--- BEGIN Data for this task ---

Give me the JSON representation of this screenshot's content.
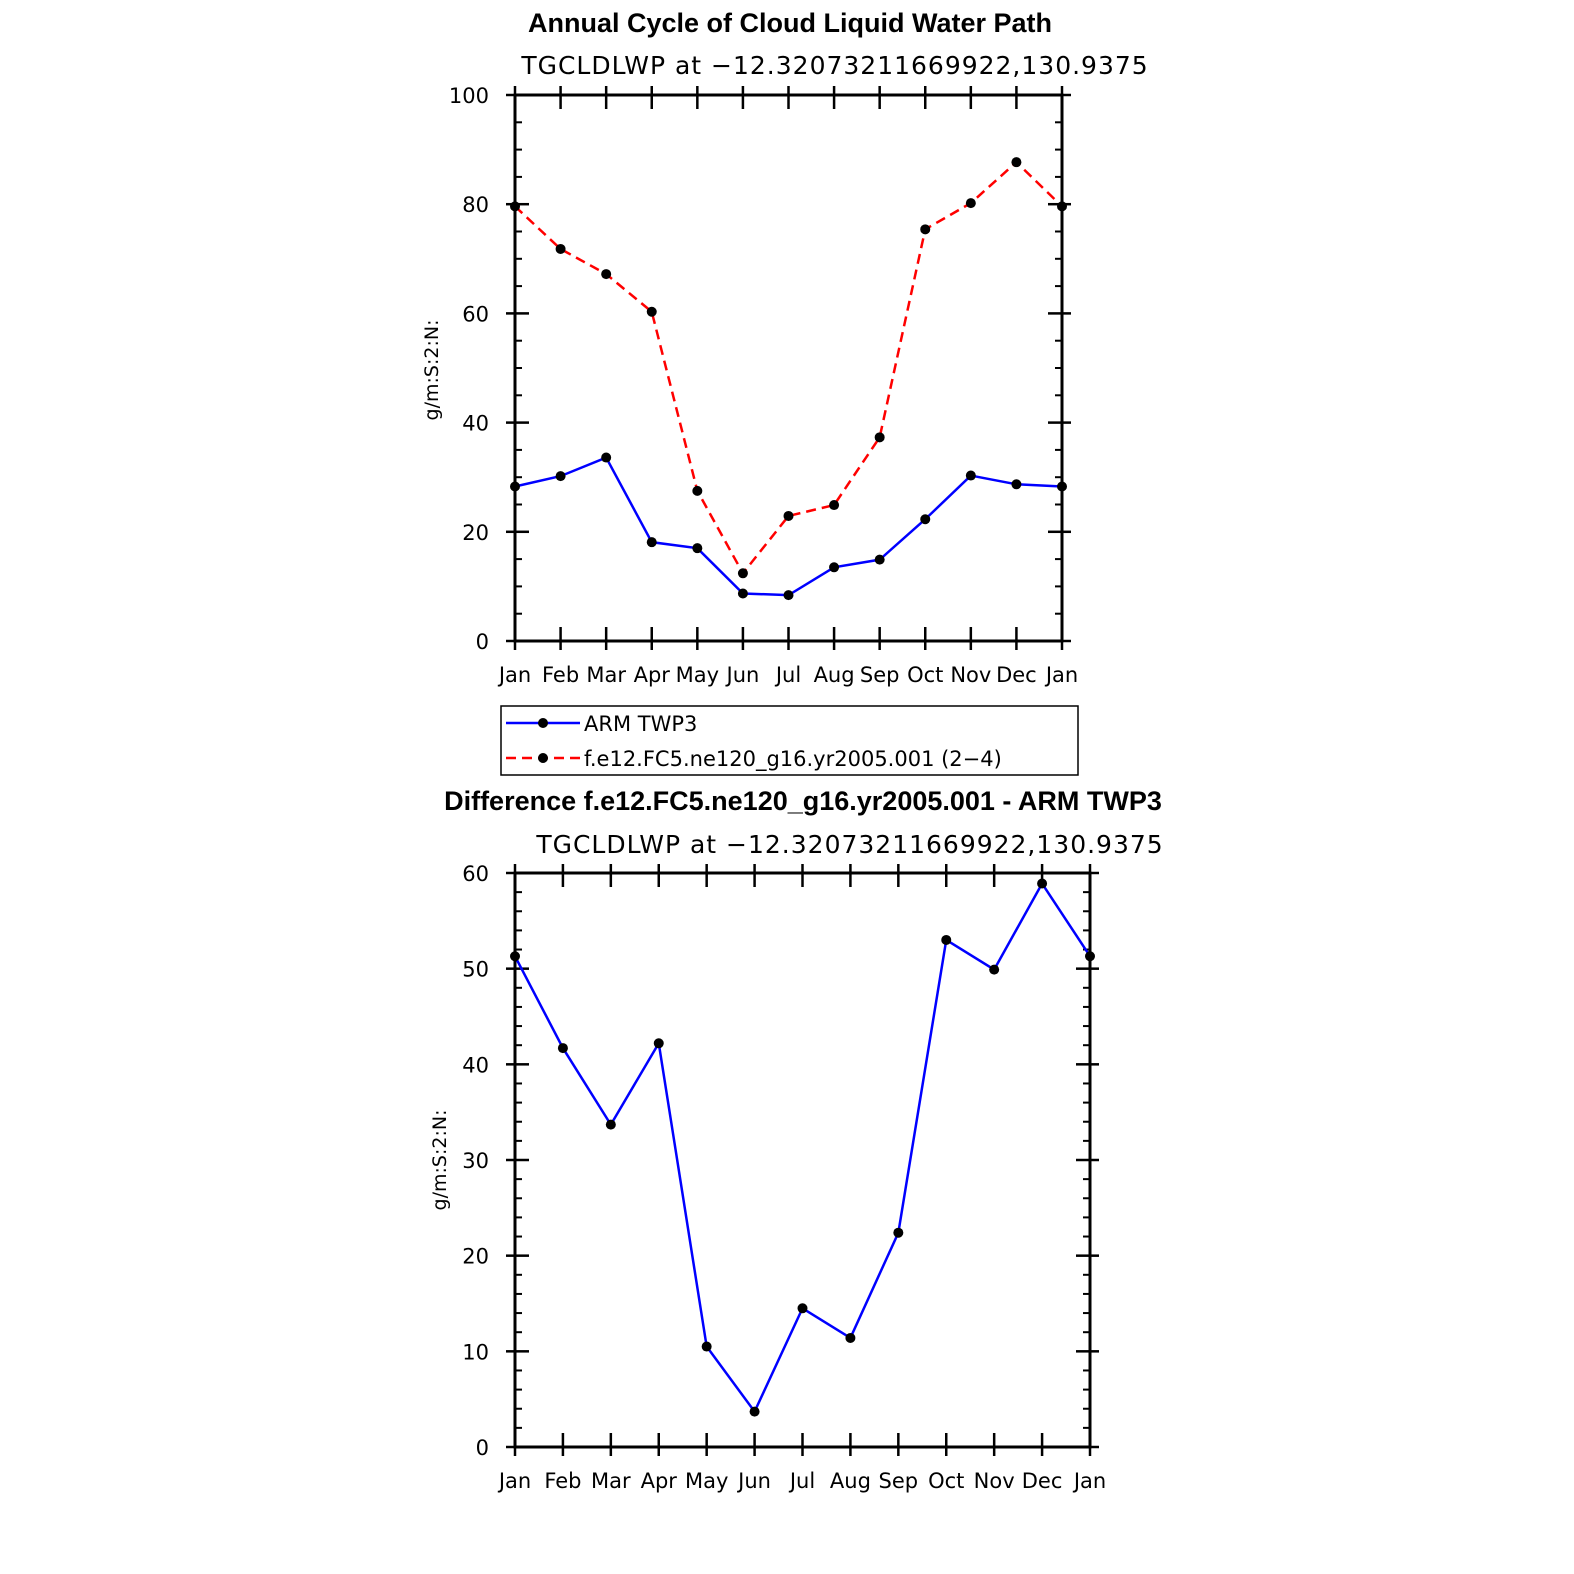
{
  "chart_data": [
    {
      "type": "line",
      "title": "Annual Cycle of Cloud Liquid Water Path",
      "subtitle": "TGCLDLWP at −12.32073211669922,130.9375",
      "xlabel": "",
      "ylabel": "g/m:S:2:N:",
      "categories": [
        "Jan",
        "Feb",
        "Mar",
        "Apr",
        "May",
        "Jun",
        "Jul",
        "Aug",
        "Sep",
        "Oct",
        "Nov",
        "Dec",
        "Jan"
      ],
      "ylim": [
        0,
        100
      ],
      "yticks": [
        0,
        20,
        40,
        60,
        80,
        100
      ],
      "series": [
        {
          "name": "ARM TWP3",
          "color": "#0000ff",
          "style": "solid",
          "values": [
            28.3,
            30.2,
            33.6,
            18.1,
            17.0,
            8.7,
            8.4,
            13.5,
            14.9,
            22.3,
            30.3,
            28.7,
            28.3
          ]
        },
        {
          "name": "f.e12.FC5.ne120_g16.yr2005.001 (2−4)",
          "color": "#ff0000",
          "style": "dashed",
          "values": [
            79.6,
            71.8,
            67.2,
            60.3,
            27.5,
            12.4,
            22.9,
            24.9,
            37.3,
            75.4,
            80.2,
            87.7,
            79.6
          ]
        }
      ],
      "legend": "below"
    },
    {
      "type": "line",
      "title": "Difference f.e12.FC5.ne120_g16.yr2005.001 - ARM TWP3",
      "subtitle": "TGCLDLWP at −12.32073211669922,130.9375",
      "xlabel": "",
      "ylabel": "g/m:S:2:N:",
      "categories": [
        "Jan",
        "Feb",
        "Mar",
        "Apr",
        "May",
        "Jun",
        "Jul",
        "Aug",
        "Sep",
        "Oct",
        "Nov",
        "Dec",
        "Jan"
      ],
      "ylim": [
        0,
        60
      ],
      "yticks": [
        0,
        10,
        20,
        30,
        40,
        50,
        60
      ],
      "series": [
        {
          "name": "Difference",
          "color": "#0000ff",
          "style": "solid",
          "values": [
            51.3,
            41.7,
            33.7,
            42.2,
            10.5,
            3.7,
            14.5,
            11.4,
            22.4,
            53.0,
            49.9,
            58.9,
            51.3
          ]
        }
      ]
    }
  ]
}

--- END Data for this task ---

Go through the listing above and write it out again exactly, dropping the pictures.

Give me the JSON representation of this screenshot's content.
{
  "chart_data": [
    {
      "type": "line",
      "title": "Annual Cycle of Cloud Liquid Water Path",
      "subtitle": "TGCLDLWP at −12.32073211669922,130.9375",
      "xlabel": "",
      "ylabel": "g/m:S:2:N:",
      "categories": [
        "Jan",
        "Feb",
        "Mar",
        "Apr",
        "May",
        "Jun",
        "Jul",
        "Aug",
        "Sep",
        "Oct",
        "Nov",
        "Dec",
        "Jan"
      ],
      "ylim": [
        0,
        100
      ],
      "yticks": [
        0,
        20,
        40,
        60,
        80,
        100
      ],
      "series": [
        {
          "name": "ARM TWP3",
          "color": "#0000ff",
          "style": "solid",
          "values": [
            28.3,
            30.2,
            33.6,
            18.1,
            17.0,
            8.7,
            8.4,
            13.5,
            14.9,
            22.3,
            30.3,
            28.7,
            28.3
          ]
        },
        {
          "name": "f.e12.FC5.ne120_g16.yr2005.001 (2−4)",
          "color": "#ff0000",
          "style": "dashed",
          "values": [
            79.6,
            71.8,
            67.2,
            60.3,
            27.5,
            12.4,
            22.9,
            24.9,
            37.3,
            75.4,
            80.2,
            87.7,
            79.6
          ]
        }
      ],
      "legend": "below"
    },
    {
      "type": "line",
      "title": "Difference f.e12.FC5.ne120_g16.yr2005.001 - ARM TWP3",
      "subtitle": "TGCLDLWP at −12.32073211669922,130.9375",
      "xlabel": "",
      "ylabel": "g/m:S:2:N:",
      "categories": [
        "Jan",
        "Feb",
        "Mar",
        "Apr",
        "May",
        "Jun",
        "Jul",
        "Aug",
        "Sep",
        "Oct",
        "Nov",
        "Dec",
        "Jan"
      ],
      "ylim": [
        0,
        60
      ],
      "yticks": [
        0,
        10,
        20,
        30,
        40,
        50,
        60
      ],
      "series": [
        {
          "name": "Difference",
          "color": "#0000ff",
          "style": "solid",
          "values": [
            51.3,
            41.7,
            33.7,
            42.2,
            10.5,
            3.7,
            14.5,
            11.4,
            22.4,
            53.0,
            49.9,
            58.9,
            51.3
          ]
        }
      ]
    }
  ]
}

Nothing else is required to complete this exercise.